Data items
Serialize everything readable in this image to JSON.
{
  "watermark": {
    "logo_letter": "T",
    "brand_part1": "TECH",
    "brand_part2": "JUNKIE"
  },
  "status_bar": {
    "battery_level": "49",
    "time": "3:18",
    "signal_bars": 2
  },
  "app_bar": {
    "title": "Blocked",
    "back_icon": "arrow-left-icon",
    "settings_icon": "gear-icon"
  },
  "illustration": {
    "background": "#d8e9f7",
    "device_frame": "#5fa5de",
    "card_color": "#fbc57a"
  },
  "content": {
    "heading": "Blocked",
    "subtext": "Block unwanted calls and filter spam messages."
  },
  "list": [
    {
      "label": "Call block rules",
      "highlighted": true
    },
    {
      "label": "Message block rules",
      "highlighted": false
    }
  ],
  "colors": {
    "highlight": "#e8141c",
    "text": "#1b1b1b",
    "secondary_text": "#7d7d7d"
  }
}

■ **The problem**
Print the material once more, exactly.

■ **Final result**
Serialize everything readable in this image to JSON.
{
  "watermark": {
    "logo_letter": "T",
    "brand_part1": "TECH",
    "brand_part2": "JUNKIE"
  },
  "status_bar": {
    "battery_level": "49",
    "time": "3:18",
    "signal_bars": 2
  },
  "app_bar": {
    "title": "Blocked",
    "back_icon": "arrow-left-icon",
    "settings_icon": "gear-icon"
  },
  "illustration": {
    "background": "#d8e9f7",
    "device_frame": "#5fa5de",
    "card_color": "#fbc57a"
  },
  "content": {
    "heading": "Blocked",
    "subtext": "Block unwanted calls and filter spam messages."
  },
  "list": [
    {
      "label": "Call block rules",
      "highlighted": true
    },
    {
      "label": "Message block rules",
      "highlighted": false
    }
  ],
  "colors": {
    "highlight": "#e8141c",
    "text": "#1b1b1b",
    "secondary_text": "#7d7d7d"
  }
}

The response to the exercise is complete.